*To be done*
Scan the records for the word "mail". Copy each line that includes it.

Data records

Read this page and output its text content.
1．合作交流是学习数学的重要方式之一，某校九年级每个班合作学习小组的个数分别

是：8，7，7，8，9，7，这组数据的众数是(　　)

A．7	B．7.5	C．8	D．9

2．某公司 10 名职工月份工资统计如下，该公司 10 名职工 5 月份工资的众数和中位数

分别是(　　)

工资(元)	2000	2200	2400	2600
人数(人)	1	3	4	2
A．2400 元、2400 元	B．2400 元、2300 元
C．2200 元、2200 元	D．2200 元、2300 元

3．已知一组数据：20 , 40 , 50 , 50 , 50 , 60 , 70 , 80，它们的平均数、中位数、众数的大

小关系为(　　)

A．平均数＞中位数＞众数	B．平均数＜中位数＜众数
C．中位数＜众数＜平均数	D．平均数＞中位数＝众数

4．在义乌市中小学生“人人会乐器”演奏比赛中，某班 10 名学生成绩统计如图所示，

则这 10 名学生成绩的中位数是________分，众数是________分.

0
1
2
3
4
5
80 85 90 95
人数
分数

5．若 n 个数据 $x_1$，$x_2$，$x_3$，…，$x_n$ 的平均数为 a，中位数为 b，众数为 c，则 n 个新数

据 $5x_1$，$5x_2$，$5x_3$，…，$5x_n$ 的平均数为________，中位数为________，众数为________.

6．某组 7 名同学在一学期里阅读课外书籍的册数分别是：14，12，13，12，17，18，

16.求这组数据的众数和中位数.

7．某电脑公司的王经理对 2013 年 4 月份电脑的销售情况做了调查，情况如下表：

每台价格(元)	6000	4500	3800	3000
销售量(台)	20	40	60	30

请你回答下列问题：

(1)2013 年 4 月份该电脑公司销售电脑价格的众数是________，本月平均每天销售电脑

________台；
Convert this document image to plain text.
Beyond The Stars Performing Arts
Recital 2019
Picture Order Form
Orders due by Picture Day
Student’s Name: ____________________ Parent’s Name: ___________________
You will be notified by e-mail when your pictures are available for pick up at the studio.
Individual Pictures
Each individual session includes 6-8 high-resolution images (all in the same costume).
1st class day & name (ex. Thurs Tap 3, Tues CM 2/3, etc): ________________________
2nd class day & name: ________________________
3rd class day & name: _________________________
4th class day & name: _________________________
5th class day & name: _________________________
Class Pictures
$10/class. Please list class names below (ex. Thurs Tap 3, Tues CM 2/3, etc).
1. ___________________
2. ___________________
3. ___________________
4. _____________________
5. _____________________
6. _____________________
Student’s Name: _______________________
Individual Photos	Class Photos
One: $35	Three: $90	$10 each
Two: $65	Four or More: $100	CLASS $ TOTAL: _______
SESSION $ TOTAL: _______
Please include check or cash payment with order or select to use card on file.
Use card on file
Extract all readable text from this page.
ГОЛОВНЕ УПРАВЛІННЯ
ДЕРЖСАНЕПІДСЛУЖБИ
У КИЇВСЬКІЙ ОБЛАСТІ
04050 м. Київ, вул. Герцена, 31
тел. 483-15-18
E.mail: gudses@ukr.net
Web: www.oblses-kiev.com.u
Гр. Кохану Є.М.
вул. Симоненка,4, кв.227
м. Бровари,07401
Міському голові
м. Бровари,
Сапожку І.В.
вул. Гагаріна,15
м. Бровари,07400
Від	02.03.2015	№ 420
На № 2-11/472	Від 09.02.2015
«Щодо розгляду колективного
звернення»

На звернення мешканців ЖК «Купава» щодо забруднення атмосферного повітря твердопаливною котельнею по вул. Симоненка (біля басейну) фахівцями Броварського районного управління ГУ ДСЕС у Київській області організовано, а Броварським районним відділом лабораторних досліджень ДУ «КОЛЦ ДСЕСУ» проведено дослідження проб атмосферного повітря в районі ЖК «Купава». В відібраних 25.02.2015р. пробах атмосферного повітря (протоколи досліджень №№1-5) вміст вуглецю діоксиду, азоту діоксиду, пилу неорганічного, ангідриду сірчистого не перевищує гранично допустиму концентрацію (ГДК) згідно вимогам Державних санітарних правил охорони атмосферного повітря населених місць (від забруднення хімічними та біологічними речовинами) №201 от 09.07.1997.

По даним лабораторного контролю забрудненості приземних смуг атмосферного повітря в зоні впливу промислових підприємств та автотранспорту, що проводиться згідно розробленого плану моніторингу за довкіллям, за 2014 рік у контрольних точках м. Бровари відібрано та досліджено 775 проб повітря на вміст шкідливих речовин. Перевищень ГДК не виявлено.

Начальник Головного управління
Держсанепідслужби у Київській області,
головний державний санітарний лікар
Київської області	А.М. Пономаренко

*Finished answer*
You will be notified by e-mail when your pictures are available for pick up at the studio.
E.mail: gudses@ukr.net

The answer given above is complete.